** Written task **
Gather all lines from the material that contain "JSON".

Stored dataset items
▬▬▬▬▬▬▬▬▬▬

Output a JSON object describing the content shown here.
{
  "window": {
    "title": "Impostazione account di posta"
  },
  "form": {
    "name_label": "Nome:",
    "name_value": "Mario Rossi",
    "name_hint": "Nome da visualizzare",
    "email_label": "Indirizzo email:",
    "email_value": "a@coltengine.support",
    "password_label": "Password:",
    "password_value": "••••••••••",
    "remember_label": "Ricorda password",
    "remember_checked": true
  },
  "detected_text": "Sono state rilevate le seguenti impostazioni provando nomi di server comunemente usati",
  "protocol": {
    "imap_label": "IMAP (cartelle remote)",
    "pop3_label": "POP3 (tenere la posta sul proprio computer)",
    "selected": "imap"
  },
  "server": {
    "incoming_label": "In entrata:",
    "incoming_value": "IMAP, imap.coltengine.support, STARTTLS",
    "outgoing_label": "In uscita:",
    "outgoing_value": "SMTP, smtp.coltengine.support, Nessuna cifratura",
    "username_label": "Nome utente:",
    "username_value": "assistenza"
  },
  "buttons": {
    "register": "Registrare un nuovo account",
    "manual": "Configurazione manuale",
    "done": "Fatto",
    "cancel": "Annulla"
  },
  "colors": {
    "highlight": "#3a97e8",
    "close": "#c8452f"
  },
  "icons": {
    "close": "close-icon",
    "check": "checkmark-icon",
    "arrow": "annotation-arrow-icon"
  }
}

▬▬▬▬▬▬▬▬▬▬

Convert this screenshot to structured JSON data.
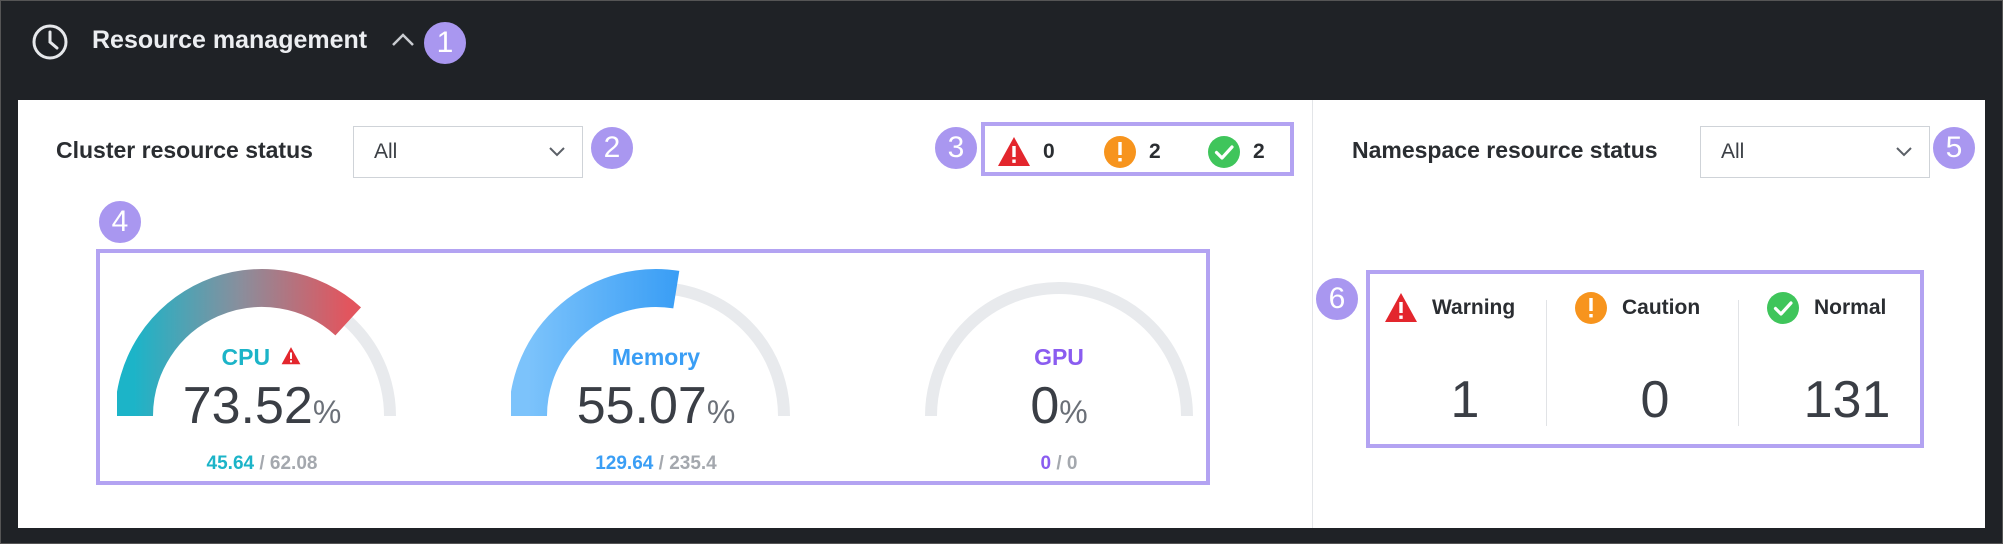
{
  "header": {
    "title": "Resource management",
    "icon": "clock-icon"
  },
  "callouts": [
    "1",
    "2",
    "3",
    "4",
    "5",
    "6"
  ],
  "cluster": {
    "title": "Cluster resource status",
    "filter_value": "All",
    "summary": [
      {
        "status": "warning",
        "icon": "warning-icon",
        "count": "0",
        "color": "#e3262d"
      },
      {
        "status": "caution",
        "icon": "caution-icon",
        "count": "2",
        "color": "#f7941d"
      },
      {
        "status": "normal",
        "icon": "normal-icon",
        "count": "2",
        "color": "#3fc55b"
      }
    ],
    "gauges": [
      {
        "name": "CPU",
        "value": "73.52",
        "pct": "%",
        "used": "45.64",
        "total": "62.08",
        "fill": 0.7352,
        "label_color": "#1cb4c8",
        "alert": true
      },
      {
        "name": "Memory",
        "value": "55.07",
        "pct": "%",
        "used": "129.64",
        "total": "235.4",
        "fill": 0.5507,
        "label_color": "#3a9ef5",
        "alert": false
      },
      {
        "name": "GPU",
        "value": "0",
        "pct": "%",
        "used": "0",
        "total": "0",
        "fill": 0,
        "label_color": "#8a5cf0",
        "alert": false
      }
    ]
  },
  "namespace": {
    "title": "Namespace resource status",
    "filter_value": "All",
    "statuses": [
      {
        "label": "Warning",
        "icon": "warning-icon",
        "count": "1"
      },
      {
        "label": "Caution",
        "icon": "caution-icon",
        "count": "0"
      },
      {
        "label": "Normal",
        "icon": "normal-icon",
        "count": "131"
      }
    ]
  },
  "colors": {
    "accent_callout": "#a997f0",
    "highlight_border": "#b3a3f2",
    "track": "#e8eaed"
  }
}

▬▬▬▬▬▬▬▬▬▬

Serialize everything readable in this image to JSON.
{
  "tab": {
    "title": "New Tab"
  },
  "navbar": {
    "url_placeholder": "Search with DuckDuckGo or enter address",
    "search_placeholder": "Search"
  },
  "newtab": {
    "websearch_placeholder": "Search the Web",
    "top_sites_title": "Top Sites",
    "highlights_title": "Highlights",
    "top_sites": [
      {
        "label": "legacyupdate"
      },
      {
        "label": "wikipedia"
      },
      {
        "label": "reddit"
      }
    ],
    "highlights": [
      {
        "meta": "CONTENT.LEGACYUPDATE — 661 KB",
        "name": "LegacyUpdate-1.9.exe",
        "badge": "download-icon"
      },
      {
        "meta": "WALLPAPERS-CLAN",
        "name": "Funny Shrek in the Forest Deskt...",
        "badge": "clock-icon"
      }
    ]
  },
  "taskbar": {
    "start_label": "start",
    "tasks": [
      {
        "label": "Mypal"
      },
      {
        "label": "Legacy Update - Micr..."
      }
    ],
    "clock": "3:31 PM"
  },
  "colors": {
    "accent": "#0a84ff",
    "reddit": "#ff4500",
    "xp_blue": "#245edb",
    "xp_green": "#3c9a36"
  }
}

▬▬▬▬▬▬▬▬▬▬

** Worked answer **
Output a JSON object describing the content shown here.
Convert this screenshot to structured JSON data.
Serialize everything readable in this image to JSON.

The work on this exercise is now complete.